==== The data ====

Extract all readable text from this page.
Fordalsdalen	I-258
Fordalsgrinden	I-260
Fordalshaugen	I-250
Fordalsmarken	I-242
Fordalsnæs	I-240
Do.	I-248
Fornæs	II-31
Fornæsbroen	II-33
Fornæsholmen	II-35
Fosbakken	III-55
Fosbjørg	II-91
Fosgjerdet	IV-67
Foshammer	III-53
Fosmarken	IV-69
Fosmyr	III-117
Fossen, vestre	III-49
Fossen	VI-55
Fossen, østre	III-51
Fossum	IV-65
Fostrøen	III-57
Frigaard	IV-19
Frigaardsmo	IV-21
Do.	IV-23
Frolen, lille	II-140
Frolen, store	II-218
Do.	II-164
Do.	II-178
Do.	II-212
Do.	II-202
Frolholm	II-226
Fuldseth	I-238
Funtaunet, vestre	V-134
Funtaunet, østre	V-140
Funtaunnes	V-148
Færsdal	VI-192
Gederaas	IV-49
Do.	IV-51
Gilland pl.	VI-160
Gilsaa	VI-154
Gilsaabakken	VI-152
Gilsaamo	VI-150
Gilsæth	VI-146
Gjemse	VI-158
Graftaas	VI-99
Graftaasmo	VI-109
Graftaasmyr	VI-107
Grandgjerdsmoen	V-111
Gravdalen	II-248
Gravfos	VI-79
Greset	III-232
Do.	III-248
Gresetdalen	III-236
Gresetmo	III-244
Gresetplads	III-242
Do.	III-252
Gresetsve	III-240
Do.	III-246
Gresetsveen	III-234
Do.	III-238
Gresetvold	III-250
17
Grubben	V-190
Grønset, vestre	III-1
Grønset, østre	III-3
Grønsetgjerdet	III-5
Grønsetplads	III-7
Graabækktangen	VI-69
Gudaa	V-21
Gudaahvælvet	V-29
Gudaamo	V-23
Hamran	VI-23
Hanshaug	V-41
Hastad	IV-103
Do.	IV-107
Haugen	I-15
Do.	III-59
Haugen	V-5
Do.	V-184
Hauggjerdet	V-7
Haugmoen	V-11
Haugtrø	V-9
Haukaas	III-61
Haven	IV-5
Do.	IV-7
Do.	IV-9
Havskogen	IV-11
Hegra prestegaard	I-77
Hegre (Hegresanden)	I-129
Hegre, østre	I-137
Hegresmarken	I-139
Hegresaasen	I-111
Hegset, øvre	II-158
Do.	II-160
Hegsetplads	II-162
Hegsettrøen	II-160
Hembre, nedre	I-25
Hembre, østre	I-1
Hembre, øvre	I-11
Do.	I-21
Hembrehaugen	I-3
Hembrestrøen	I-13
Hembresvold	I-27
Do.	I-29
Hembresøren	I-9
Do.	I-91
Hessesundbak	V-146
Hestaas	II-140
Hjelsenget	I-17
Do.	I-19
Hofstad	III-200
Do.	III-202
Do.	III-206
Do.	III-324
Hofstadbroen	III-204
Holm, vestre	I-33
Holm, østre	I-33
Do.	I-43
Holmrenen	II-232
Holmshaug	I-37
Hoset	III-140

====

Your task is to print all of the records exactly.

> Solution for this task
Extract all readable text from this page.
Fordalsdalen	I-258
Fordalsgrinden	I-260
Fordalshaugen	I-250
Fordalsmarken	I-242
Fordalsnæs	I-240
Do.	I-248
Fornæs	II-31
Fornæsbroen	II-33
Fornæsholmen	II-35
Fosbakken	III-55
Fosbjørg	II-91
Fosgjerdet	IV-67
Foshammer	III-53
Fosmarken	IV-69
Fosmyr	III-117
Fossen, vestre	III-49
Fossen	VI-55
Fossen, østre	III-51
Fossum	IV-65
Fostrøen	III-57
Frigaard	IV-19
Frigaardsmo	IV-21
Do.	IV-23
Frolen, lille	II-140
Frolen, store	II-218
Do.	II-164
Do.	II-178
Do.	II-212
Do.	II-202
Frolholm	II-226
Fuldseth	I-238
Funtaunet, vestre	V-134
Funtaunet, østre	V-140
Funtaunnes	V-148
Færsdal	VI-192
Gederaas	IV-49
Do.	IV-51
Gilland pl.	VI-160
Gilsaa	VI-154
Gilsaabakken	VI-152
Gilsaamo	VI-150
Gilsæth	VI-146
Gjemse	VI-158
Graftaas	VI-99
Graftaasmo	VI-109
Graftaasmyr	VI-107
Grandgjerdsmoen	V-111
Gravdalen	II-248
Gravfos	VI-79
Greset	III-232
Do.	III-248
Gresetdalen	III-236
Gresetmo	III-244
Gresetplads	III-242
Do.	III-252
Gresetsve	III-240
Do.	III-246
Gresetsveen	III-234
Do.	III-238
Gresetvold	III-250
17
Grubben	V-190
Grønset, vestre	III-1
Grønset, østre	III-3
Grønsetgjerdet	III-5
Grønsetplads	III-7
Graabækktangen	VI-69
Gudaa	V-21
Gudaahvælvet	V-29
Gudaamo	V-23
Hamran	VI-23
Hanshaug	V-41
Hastad	IV-103
Do.	IV-107
Haugen	I-15
Do.	III-59
Haugen	V-5
Do.	V-184
Hauggjerdet	V-7
Haugmoen	V-11
Haugtrø	V-9
Haukaas	III-61
Haven	IV-5
Do.	IV-7
Do.	IV-9
Havskogen	IV-11
Hegra prestegaard	I-77
Hegre (Hegresanden)	I-129
Hegre, østre	I-137
Hegresmarken	I-139
Hegresaasen	I-111
Hegset, øvre	II-158
Do.	II-160
Hegsetplads	II-162
Hegsettrøen	II-160
Hembre, nedre	I-25
Hembre, østre	I-1
Hembre, øvre	I-11
Do.	I-21
Hembrehaugen	I-3
Hembrestrøen	I-13
Hembresvold	I-27
Do.	I-29
Hembresøren	I-9
Do.	I-91
Hessesundbak	V-146
Hestaas	II-140
Hjelsenget	I-17
Do.	I-19
Hofstad	III-200
Do.	III-202
Do.	III-206
Do.	III-324
Hofstadbroen	III-204
Holm, vestre	I-33
Holm, østre	I-33
Do.	I-43
Holmrenen	II-232
Holmshaug	I-37
Hoset	III-140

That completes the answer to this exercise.